• [What is needed]
Find the string "JSON" in the listing and report every line that has it.

• [Task input]
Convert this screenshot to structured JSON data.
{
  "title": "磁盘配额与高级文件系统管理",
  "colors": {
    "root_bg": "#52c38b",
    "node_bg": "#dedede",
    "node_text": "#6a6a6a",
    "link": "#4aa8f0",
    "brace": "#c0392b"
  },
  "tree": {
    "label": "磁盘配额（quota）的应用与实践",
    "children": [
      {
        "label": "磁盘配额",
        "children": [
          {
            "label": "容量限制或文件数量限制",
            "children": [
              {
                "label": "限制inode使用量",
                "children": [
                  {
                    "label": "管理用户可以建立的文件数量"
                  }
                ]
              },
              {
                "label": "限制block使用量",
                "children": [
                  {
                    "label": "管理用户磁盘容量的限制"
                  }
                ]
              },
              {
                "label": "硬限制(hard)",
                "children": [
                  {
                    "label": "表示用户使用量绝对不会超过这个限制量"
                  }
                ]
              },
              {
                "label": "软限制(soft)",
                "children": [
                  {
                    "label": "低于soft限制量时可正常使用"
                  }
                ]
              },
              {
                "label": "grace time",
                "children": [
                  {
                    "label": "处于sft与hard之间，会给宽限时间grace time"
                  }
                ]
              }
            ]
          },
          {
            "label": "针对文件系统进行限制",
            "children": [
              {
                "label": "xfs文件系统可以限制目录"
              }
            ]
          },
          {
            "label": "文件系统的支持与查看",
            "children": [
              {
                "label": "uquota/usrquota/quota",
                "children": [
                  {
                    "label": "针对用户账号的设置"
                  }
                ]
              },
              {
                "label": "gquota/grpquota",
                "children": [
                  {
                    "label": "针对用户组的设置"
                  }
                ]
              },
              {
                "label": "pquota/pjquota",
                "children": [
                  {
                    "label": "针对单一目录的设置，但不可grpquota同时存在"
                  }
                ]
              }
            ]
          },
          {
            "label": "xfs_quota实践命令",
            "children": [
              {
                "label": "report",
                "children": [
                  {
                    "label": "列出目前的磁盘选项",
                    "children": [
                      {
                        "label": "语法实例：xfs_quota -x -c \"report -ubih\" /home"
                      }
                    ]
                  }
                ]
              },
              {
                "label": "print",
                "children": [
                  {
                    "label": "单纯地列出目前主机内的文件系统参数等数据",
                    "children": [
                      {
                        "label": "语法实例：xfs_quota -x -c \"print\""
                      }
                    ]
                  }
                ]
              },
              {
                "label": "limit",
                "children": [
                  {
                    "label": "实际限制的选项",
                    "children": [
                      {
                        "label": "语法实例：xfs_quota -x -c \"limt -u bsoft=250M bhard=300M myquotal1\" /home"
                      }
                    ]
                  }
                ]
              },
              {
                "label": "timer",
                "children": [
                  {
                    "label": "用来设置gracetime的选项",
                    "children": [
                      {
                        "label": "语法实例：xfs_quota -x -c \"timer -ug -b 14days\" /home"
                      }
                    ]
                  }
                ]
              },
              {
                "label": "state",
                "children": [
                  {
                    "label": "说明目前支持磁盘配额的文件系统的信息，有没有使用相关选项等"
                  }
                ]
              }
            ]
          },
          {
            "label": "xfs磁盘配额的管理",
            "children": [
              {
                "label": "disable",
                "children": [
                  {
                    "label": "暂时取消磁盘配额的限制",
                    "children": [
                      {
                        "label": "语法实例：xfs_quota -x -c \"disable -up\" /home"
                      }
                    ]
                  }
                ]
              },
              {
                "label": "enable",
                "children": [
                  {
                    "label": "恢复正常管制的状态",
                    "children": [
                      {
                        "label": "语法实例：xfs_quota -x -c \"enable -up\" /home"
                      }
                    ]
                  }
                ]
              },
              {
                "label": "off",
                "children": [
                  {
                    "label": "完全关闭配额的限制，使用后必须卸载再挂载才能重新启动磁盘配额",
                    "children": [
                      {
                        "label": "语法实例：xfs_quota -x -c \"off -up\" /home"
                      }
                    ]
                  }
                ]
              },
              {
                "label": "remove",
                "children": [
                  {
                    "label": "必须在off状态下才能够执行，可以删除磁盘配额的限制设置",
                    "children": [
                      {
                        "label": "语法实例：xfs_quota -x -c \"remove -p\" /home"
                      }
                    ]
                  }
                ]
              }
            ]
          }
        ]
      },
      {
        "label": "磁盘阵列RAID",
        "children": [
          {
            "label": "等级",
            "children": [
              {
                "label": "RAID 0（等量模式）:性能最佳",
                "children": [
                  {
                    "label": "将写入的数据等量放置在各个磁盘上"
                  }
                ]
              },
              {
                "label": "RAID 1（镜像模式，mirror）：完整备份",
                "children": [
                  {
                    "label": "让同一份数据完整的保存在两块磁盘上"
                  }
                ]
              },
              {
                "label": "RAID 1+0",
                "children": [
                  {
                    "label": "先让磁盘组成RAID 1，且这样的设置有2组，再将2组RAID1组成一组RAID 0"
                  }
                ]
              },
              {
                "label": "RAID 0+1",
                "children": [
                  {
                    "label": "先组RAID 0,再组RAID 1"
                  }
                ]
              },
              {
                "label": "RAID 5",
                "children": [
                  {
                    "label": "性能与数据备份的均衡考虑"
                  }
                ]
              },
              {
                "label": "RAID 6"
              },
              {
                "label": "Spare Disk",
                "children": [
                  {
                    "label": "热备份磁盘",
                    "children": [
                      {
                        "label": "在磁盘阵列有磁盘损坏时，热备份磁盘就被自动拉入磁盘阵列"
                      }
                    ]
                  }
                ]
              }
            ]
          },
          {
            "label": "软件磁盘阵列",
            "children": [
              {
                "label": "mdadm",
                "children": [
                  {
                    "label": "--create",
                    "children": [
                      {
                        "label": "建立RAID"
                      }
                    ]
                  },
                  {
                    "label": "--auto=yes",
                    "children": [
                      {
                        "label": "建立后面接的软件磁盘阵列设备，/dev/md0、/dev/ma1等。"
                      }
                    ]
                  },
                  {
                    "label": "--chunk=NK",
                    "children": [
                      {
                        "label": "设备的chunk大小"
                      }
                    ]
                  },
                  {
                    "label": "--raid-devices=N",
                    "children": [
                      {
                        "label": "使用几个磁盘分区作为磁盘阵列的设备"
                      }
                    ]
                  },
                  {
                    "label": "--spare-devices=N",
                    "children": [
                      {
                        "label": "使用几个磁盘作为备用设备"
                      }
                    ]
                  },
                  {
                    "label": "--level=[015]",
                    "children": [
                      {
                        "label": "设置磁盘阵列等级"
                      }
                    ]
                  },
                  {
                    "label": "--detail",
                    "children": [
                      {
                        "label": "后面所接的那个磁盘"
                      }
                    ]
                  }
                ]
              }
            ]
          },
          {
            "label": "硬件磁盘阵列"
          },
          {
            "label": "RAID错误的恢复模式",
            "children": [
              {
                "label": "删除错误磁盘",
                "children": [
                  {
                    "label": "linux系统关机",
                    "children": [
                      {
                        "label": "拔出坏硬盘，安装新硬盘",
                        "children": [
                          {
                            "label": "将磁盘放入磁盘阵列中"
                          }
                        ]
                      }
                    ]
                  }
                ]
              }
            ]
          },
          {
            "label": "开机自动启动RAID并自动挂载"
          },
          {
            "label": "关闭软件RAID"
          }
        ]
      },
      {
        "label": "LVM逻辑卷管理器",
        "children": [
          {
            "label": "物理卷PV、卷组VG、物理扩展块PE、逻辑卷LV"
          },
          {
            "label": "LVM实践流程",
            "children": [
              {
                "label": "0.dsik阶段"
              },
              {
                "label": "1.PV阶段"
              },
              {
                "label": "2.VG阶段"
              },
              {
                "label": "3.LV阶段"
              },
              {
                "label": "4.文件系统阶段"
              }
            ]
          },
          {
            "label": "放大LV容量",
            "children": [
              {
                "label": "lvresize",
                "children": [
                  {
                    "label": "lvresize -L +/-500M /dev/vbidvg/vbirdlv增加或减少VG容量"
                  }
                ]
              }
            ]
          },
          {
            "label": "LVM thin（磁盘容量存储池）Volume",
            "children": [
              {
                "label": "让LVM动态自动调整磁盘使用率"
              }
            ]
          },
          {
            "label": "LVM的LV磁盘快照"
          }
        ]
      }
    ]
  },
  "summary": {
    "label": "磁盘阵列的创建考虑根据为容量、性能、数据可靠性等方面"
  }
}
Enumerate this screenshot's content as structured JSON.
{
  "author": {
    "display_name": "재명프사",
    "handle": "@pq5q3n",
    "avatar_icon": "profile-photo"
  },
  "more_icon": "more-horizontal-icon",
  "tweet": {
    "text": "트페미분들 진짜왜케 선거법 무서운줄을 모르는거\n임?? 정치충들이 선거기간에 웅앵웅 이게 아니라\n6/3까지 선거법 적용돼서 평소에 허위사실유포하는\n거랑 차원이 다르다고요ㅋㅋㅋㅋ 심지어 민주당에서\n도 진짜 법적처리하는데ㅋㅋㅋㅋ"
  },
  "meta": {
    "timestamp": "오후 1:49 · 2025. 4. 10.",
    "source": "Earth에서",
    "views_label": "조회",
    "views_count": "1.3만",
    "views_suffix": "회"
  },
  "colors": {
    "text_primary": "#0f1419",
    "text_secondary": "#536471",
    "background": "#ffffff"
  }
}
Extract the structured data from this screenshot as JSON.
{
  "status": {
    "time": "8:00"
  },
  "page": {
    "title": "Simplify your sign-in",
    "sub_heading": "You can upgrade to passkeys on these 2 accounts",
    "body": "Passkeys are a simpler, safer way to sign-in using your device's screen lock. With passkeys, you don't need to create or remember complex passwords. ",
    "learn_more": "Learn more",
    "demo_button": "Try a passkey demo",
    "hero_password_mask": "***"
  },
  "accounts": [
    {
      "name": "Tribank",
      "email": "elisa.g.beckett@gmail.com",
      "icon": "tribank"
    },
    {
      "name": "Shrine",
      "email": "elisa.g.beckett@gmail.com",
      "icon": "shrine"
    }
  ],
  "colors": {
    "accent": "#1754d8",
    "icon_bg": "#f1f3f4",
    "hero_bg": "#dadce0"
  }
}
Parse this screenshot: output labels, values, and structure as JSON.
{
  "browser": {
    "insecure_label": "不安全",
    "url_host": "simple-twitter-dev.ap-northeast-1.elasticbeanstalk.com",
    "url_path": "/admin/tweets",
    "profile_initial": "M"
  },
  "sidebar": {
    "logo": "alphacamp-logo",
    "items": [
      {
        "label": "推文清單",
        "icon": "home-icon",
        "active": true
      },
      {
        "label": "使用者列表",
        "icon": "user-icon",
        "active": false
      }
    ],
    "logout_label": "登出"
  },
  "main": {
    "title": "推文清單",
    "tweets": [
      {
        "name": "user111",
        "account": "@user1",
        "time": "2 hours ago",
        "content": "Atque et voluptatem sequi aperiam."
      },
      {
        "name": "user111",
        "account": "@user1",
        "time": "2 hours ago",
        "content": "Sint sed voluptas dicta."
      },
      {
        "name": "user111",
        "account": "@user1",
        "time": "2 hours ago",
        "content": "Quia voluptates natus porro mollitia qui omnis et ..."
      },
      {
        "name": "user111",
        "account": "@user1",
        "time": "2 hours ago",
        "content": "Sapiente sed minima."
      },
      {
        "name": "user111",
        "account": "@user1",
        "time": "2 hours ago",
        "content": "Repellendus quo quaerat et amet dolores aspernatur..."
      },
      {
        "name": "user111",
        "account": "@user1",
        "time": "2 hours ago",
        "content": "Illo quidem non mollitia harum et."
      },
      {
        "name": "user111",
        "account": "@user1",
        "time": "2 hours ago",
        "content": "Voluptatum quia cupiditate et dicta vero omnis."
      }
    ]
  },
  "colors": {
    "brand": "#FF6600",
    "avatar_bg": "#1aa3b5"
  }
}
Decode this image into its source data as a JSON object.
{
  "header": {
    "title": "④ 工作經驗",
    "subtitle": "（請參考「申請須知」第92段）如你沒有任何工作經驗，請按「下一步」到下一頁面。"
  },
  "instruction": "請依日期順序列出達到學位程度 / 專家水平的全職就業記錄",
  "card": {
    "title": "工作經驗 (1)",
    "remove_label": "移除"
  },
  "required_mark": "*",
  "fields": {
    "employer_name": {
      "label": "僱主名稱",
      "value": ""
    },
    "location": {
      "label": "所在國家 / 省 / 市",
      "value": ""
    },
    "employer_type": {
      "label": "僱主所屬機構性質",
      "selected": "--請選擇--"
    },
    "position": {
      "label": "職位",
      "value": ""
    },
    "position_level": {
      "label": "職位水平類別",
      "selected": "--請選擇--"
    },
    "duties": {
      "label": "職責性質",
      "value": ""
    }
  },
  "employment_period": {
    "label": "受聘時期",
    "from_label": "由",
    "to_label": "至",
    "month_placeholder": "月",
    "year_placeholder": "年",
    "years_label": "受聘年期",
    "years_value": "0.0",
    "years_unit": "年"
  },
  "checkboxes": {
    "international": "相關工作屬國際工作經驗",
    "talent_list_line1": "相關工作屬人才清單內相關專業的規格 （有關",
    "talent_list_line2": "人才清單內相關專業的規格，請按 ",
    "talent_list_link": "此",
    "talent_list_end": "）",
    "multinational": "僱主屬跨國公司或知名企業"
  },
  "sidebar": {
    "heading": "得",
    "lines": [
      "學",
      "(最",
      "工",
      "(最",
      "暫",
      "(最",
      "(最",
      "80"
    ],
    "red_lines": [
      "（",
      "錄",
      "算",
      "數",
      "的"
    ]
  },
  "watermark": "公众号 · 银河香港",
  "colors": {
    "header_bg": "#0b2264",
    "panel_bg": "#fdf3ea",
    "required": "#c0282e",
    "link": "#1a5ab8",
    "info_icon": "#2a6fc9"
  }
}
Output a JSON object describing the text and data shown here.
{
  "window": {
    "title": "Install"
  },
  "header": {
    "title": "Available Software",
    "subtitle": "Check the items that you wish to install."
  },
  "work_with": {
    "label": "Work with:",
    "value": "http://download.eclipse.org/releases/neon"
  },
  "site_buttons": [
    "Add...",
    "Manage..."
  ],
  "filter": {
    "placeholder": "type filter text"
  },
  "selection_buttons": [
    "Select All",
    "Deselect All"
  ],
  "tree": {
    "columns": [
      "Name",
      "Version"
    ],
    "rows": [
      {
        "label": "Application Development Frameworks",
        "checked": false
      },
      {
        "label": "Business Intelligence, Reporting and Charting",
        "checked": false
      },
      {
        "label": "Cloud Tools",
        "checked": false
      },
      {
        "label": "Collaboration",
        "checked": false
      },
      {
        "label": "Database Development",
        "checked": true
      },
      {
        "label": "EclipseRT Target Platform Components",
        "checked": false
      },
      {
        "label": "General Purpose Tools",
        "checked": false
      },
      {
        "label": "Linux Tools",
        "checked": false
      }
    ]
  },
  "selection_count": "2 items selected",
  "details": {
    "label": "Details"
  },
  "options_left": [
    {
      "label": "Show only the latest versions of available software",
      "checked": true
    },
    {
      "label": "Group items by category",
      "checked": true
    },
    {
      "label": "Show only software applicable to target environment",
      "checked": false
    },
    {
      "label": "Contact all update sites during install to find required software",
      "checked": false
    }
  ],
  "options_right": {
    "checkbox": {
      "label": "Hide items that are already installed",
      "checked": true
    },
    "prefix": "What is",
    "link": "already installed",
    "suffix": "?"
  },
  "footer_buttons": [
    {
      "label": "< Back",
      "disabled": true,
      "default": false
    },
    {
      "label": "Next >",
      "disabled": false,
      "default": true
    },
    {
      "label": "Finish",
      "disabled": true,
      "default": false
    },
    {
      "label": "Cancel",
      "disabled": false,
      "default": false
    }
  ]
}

• [Written reply]
Convert this screenshot to structured JSON data.
Enumerate this screenshot's content as structured JSON.
Extract the structured data from this screenshot as JSON.
Parse this screenshot: output labels, values, and structure as JSON.
Decode this image into its source data as a JSON object.
Output a JSON object describing the text and data shown here.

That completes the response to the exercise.